» **Exercise task**:
Search the records for the word "التقية" and pick out every line that has it.

» **Record extracts**:
"""

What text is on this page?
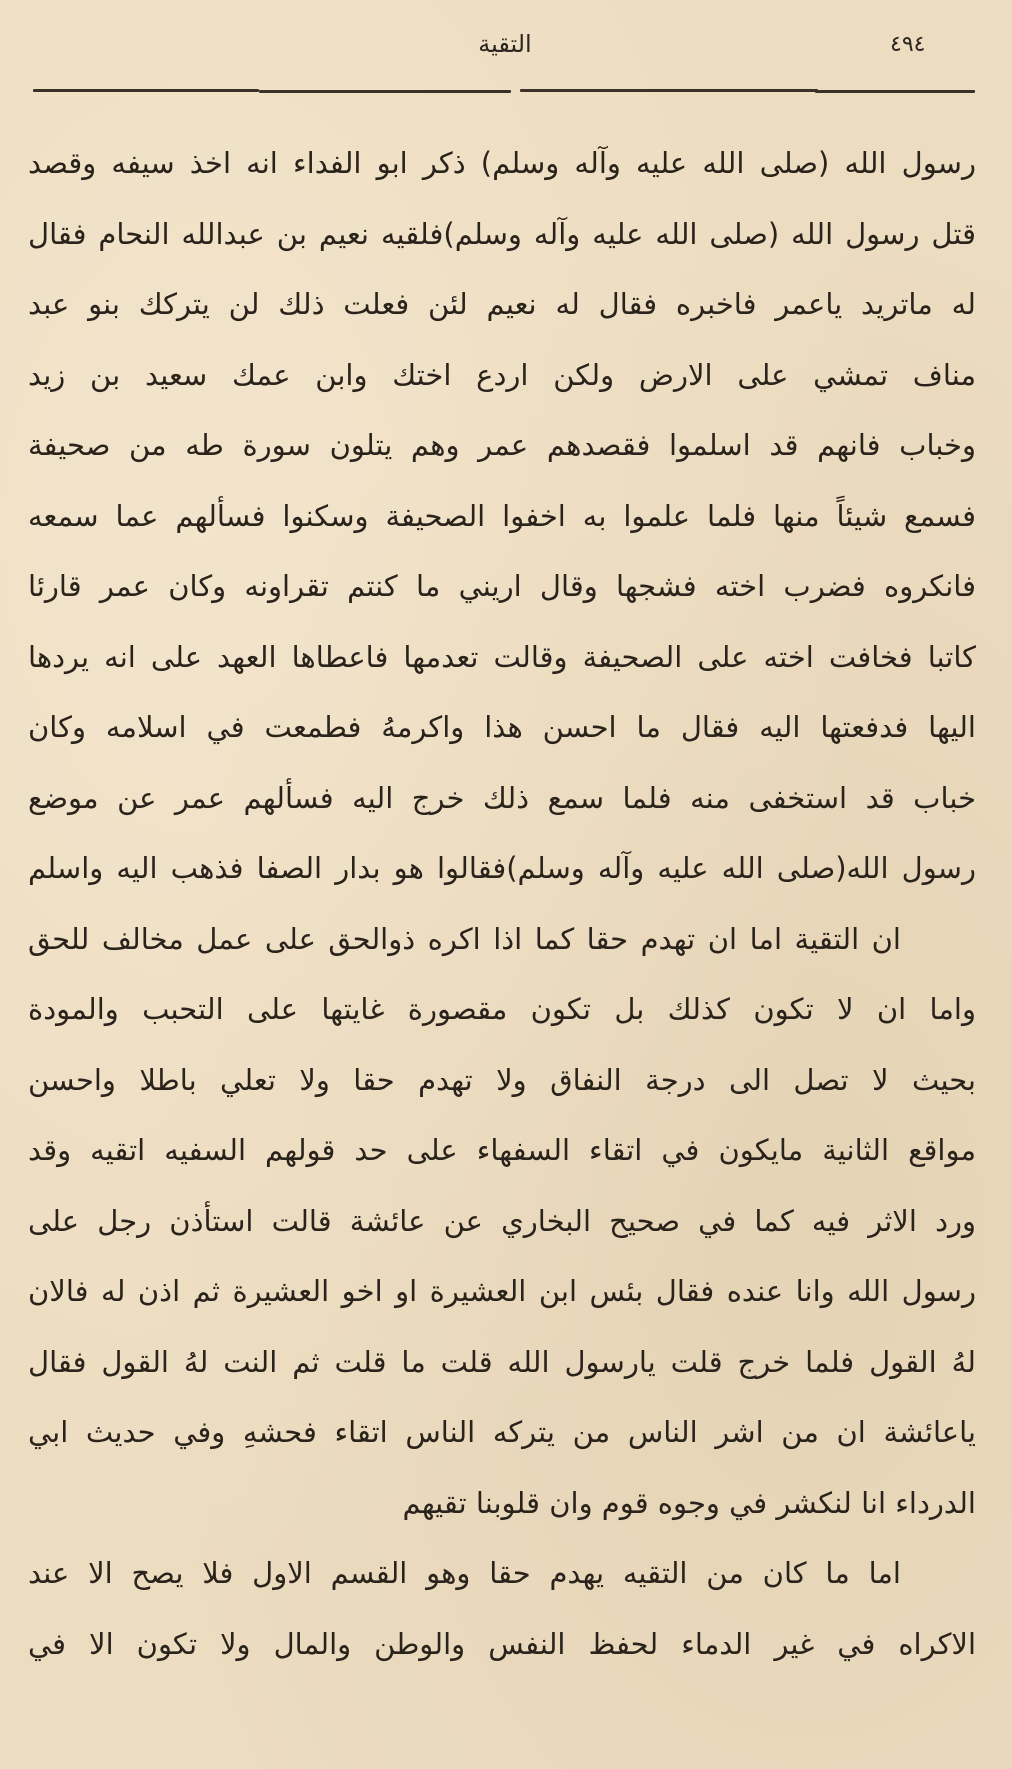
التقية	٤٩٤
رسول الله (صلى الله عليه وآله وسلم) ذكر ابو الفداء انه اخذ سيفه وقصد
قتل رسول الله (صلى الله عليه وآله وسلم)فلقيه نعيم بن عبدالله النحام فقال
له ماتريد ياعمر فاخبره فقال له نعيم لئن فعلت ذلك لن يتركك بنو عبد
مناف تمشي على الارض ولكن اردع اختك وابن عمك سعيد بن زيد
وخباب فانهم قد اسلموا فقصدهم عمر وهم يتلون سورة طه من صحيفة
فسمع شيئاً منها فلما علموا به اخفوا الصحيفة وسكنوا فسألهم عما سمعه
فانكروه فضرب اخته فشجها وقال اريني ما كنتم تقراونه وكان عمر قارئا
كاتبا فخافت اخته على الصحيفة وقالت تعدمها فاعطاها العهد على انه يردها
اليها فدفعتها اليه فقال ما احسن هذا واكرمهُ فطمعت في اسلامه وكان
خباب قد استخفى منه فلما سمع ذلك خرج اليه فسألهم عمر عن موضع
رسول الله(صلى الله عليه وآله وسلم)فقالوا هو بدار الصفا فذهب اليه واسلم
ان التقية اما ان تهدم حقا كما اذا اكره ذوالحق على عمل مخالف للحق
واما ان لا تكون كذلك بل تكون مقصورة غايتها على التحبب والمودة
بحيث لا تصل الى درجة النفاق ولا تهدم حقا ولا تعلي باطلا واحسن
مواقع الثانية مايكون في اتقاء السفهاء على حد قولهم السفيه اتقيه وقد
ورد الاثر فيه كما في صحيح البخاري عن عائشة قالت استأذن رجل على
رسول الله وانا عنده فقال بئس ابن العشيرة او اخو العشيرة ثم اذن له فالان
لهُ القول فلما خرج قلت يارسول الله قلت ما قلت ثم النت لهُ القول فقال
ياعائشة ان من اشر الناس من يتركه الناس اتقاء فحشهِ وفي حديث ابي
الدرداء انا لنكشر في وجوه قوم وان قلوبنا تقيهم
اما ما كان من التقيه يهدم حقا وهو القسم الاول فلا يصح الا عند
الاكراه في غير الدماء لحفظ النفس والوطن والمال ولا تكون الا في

"""

» **Worked solution**:
التقية	٤٩٤
ان التقية اما ان تهدم حقا كما اذا اكره ذوالحق على عمل مخالف للحق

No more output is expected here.